**WRITTEN EXERCISE**
Pull out every line below holding the word "document".

**SUPPLIED MATERIAL**
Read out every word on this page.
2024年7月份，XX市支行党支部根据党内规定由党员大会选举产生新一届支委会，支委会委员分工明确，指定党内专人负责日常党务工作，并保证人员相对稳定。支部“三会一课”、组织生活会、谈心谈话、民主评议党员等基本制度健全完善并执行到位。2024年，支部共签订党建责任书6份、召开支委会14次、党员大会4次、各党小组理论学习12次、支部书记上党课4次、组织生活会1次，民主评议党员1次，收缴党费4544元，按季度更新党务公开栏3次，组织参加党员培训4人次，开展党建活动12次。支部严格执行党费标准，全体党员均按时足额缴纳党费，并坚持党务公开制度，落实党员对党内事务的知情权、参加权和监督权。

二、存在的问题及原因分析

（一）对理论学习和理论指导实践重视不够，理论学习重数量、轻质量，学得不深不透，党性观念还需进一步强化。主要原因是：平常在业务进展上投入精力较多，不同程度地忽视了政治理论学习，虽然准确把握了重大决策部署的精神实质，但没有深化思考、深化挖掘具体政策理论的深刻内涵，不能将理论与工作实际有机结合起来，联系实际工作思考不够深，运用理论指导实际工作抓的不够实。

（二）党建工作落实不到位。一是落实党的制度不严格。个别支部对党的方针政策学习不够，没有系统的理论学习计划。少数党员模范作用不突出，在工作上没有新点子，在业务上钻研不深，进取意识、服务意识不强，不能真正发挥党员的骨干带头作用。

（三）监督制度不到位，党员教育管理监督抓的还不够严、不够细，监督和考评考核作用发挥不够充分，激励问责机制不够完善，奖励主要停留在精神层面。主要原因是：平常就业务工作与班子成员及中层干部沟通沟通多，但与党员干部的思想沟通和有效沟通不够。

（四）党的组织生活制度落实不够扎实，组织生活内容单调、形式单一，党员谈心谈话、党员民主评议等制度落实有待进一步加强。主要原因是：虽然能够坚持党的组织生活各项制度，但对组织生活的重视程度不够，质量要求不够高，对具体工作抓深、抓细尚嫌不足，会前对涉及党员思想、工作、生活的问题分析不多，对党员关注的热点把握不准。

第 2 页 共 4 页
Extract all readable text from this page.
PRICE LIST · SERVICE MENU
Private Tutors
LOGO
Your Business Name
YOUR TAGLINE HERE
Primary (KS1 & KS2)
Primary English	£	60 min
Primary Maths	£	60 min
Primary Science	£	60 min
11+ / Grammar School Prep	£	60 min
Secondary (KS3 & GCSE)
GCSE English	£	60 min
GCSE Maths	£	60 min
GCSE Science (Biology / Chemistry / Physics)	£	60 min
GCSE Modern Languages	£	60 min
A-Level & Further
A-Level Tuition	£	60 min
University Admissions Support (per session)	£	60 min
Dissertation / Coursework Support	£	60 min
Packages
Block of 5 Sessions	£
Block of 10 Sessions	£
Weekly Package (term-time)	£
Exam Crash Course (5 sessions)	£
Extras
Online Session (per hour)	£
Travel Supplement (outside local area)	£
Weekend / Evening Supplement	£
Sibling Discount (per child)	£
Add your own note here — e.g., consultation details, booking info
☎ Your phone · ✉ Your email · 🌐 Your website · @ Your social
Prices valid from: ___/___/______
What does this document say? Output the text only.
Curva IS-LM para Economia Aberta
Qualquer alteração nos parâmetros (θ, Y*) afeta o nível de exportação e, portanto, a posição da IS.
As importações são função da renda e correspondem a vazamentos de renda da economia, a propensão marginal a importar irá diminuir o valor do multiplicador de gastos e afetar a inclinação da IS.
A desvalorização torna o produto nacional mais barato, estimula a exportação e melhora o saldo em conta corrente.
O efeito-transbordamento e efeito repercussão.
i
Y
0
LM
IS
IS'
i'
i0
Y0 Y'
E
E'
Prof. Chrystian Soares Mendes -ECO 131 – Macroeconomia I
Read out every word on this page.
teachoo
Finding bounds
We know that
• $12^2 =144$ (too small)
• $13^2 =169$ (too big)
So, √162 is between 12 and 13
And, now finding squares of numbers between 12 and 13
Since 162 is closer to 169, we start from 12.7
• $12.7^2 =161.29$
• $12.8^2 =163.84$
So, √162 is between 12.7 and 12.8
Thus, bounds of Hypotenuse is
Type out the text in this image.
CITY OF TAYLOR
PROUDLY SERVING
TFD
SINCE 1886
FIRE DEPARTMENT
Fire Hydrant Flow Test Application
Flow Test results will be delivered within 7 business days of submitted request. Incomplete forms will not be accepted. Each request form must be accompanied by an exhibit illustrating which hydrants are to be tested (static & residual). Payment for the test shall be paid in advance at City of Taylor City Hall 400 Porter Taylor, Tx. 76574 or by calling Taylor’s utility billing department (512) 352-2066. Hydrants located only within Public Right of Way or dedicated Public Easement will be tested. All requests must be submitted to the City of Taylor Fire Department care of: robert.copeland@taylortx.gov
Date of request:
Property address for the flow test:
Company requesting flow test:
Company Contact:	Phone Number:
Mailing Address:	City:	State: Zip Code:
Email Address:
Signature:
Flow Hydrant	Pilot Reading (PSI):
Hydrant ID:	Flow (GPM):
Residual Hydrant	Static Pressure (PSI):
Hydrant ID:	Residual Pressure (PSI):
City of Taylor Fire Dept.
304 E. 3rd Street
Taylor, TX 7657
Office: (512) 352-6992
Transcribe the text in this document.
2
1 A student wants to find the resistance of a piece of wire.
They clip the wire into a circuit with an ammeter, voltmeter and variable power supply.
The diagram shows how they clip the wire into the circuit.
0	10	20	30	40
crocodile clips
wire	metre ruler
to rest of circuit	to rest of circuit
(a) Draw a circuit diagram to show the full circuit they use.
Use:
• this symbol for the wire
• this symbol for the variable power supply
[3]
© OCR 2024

**THE RESPONSE**
What does this document say? Output the text only.
Transcribe the text in this document.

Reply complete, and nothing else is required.